Extracted material
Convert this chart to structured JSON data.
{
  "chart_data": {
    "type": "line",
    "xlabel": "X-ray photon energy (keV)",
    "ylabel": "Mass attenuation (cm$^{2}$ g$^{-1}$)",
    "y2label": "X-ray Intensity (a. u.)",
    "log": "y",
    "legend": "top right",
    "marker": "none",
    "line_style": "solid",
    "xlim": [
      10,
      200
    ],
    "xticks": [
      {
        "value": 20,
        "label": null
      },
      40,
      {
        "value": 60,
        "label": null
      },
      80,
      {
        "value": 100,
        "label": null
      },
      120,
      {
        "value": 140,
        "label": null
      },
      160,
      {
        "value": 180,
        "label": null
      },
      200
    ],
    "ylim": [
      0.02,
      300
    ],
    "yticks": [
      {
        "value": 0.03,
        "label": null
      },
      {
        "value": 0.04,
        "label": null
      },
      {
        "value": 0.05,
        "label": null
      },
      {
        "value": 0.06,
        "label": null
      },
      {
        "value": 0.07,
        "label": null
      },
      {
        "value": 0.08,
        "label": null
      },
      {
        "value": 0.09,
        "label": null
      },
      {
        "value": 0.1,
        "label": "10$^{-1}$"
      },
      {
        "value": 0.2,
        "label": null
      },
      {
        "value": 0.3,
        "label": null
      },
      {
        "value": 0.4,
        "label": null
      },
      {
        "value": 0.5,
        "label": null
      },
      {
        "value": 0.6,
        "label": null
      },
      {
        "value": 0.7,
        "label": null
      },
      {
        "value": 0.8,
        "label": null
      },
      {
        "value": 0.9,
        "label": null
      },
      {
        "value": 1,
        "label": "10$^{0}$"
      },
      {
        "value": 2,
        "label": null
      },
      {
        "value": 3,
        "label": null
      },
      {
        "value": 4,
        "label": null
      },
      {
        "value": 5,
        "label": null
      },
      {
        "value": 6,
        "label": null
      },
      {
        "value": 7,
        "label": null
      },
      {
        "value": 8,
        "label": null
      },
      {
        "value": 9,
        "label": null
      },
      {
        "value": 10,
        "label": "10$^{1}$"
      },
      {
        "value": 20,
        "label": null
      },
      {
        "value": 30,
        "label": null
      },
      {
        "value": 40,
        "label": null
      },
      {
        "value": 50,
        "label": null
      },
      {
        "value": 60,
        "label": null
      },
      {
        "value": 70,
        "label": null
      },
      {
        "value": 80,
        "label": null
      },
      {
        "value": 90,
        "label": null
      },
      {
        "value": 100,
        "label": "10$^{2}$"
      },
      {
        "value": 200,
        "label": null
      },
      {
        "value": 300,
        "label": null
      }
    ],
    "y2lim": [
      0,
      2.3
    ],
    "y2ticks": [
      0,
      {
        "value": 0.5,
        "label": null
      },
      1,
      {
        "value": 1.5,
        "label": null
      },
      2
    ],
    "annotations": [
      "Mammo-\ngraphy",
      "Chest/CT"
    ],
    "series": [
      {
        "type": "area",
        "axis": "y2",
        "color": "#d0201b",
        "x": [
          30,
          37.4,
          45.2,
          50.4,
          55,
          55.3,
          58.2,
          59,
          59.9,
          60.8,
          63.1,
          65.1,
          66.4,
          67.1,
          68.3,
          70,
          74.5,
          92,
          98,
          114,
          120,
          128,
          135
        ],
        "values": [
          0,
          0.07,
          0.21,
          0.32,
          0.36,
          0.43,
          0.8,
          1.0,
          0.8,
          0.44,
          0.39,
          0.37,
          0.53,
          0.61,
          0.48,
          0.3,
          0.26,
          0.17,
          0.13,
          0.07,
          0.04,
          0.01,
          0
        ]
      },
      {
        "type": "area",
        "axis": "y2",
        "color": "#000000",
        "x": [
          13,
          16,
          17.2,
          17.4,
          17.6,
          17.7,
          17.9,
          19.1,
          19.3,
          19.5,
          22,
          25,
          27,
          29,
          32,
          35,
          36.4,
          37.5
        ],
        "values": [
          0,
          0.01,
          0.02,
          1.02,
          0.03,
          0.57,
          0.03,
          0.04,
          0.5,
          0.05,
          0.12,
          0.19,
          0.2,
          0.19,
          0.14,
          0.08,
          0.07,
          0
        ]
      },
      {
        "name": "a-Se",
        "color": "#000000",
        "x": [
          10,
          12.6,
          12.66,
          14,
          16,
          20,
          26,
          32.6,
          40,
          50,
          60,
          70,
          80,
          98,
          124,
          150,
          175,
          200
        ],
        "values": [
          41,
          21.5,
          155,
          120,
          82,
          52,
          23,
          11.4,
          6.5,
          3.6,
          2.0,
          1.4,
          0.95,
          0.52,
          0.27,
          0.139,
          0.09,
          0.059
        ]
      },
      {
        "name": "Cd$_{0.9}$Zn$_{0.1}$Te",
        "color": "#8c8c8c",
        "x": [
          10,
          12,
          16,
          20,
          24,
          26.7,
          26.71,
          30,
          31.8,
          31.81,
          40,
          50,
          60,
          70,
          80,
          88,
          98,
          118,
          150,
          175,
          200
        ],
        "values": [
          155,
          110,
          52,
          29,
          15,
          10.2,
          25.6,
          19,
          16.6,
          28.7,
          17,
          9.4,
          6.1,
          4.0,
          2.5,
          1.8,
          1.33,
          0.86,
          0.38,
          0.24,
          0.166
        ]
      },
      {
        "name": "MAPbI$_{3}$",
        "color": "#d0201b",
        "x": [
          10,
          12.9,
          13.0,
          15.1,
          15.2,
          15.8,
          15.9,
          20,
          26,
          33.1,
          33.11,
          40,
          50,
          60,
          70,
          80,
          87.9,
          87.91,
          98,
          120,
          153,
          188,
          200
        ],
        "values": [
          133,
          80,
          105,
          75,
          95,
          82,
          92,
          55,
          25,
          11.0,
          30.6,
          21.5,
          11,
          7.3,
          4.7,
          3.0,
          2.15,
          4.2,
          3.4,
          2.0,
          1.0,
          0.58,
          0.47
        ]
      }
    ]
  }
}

Set problem
Write out the entries in full, exactly as given.

Response
Convert this chart to structured JSON data.
{
  "chart_data": {
    "type": "line",
    "xlabel": "X-ray photon energy (keV)",
    "ylabel": "Mass attenuation (cm$^{2}$ g$^{-1}$)",
    "y2label": "X-ray Intensity (a. u.)",
    "log": "y",
    "legend": "top right",
    "marker": "none",
    "line_style": "solid",
    "xlim": [
      10,
      200
    ],
    "xticks": [
      {
        "value": 20,
        "label": null
      },
      40,
      {
        "value": 60,
        "label": null
      },
      80,
      {
        "value": 100,
        "label": null
      },
      120,
      {
        "value": 140,
        "label": null
      },
      160,
      {
        "value": 180,
        "label": null
      },
      200
    ],
    "ylim": [
      0.02,
      300
    ],
    "yticks": [
      {
        "value": 0.03,
        "label": null
      },
      {
        "value": 0.04,
        "label": null
      },
      {
        "value": 0.05,
        "label": null
      },
      {
        "value": 0.06,
        "label": null
      },
      {
        "value": 0.07,
        "label": null
      },
      {
        "value": 0.08,
        "label": null
      },
      {
        "value": 0.09,
        "label": null
      },
      {
        "value": 0.1,
        "label": "10$^{-1}$"
      },
      {
        "value": 0.2,
        "label": null
      },
      {
        "value": 0.3,
        "label": null
      },
      {
        "value": 0.4,
        "label": null
      },
      {
        "value": 0.5,
        "label": null
      },
      {
        "value": 0.6,
        "label": null
      },
      {
        "value": 0.7,
        "label": null
      },
      {
        "value": 0.8,
        "label": null
      },
      {
        "value": 0.9,
        "label": null
      },
      {
        "value": 1,
        "label": "10$^{0}$"
      },
      {
        "value": 2,
        "label": null
      },
      {
        "value": 3,
        "label": null
      },
      {
        "value": 4,
        "label": null
      },
      {
        "value": 5,
        "label": null
      },
      {
        "value": 6,
        "label": null
      },
      {
        "value": 7,
        "label": null
      },
      {
        "value": 8,
        "label": null
      },
      {
        "value": 9,
        "label": null
      },
      {
        "value": 10,
        "label": "10$^{1}$"
      },
      {
        "value": 20,
        "label": null
      },
      {
        "value": 30,
        "label": null
      },
      {
        "value": 40,
        "label": null
      },
      {
        "value": 50,
        "label": null
      },
      {
        "value": 60,
        "label": null
      },
      {
        "value": 70,
        "label": null
      },
      {
        "value": 80,
        "label": null
      },
      {
        "value": 90,
        "label": null
      },
      {
        "value": 100,
        "label": "10$^{2}$"
      },
      {
        "value": 200,
        "label": null
      },
      {
        "value": 300,
        "label": null
      }
    ],
    "y2lim": [
      0,
      2.3
    ],
    "y2ticks": [
      0,
      {
        "value": 0.5,
        "label": null
      },
      1,
      {
        "value": 1.5,
        "label": null
      },
      2
    ],
    "annotations": [
      "Mammo-\ngraphy",
      "Chest/CT"
    ],
    "series": [
      {
        "type": "area",
        "axis": "y2",
        "color": "#d0201b",
        "x": [
          30,
          37.4,
          45.2,
          50.4,
          55,
          55.3,
          58.2,
          59,
          59.9,
          60.8,
          63.1,
          65.1,
          66.4,
          67.1,
          68.3,
          70,
          74.5,
          92,
          98,
          114,
          120,
          128,
          135
        ],
        "values": [
          0,
          0.07,
          0.21,
          0.32,
          0.36,
          0.43,
          0.8,
          1.0,
          0.8,
          0.44,
          0.39,
          0.37,
          0.53,
          0.61,
          0.48,
          0.3,
          0.26,
          0.17,
          0.13,
          0.07,
          0.04,
          0.01,
          0
        ]
      },
      {
        "type": "area",
        "axis": "y2",
        "color": "#000000",
        "x": [
          13,
          16,
          17.2,
          17.4,
          17.6,
          17.7,
          17.9,
          19.1,
          19.3,
          19.5,
          22,
          25,
          27,
          29,
          32,
          35,
          36.4,
          37.5
        ],
        "values": [
          0,
          0.01,
          0.02,
          1.02,
          0.03,
          0.57,
          0.03,
          0.04,
          0.5,
          0.05,
          0.12,
          0.19,
          0.2,
          0.19,
          0.14,
          0.08,
          0.07,
          0
        ]
      },
      {
        "name": "a-Se",
        "color": "#000000",
        "x": [
          10,
          12.6,
          12.66,
          14,
          16,
          20,
          26,
          32.6,
          40,
          50,
          60,
          70,
          80,
          98,
          124,
          150,
          175,
          200
        ],
        "values": [
          41,
          21.5,
          155,
          120,
          82,
          52,
          23,
          11.4,
          6.5,
          3.6,
          2.0,
          1.4,
          0.95,
          0.52,
          0.27,
          0.139,
          0.09,
          0.059
        ]
      },
      {
        "name": "Cd$_{0.9}$Zn$_{0.1}$Te",
        "color": "#8c8c8c",
        "x": [
          10,
          12,
          16,
          20,
          24,
          26.7,
          26.71,
          30,
          31.8,
          31.81,
          40,
          50,
          60,
          70,
          80,
          88,
          98,
          118,
          150,
          175,
          200
        ],
        "values": [
          155,
          110,
          52,
          29,
          15,
          10.2,
          25.6,
          19,
          16.6,
          28.7,
          17,
          9.4,
          6.1,
          4.0,
          2.5,
          1.8,
          1.33,
          0.86,
          0.38,
          0.24,
          0.166
        ]
      },
      {
        "name": "MAPbI$_{3}$",
        "color": "#d0201b",
        "x": [
          10,
          12.9,
          13.0,
          15.1,
          15.2,
          15.8,
          15.9,
          20,
          26,
          33.1,
          33.11,
          40,
          50,
          60,
          70,
          80,
          87.9,
          87.91,
          98,
          120,
          153,
          188,
          200
        ],
        "values": [
          133,
          80,
          105,
          75,
          95,
          82,
          92,
          55,
          25,
          11.0,
          30.6,
          21.5,
          11,
          7.3,
          4.7,
          3.0,
          2.15,
          4.2,
          3.4,
          2.0,
          1.0,
          0.58,
          0.47
        ]
      }
    ]
  }
}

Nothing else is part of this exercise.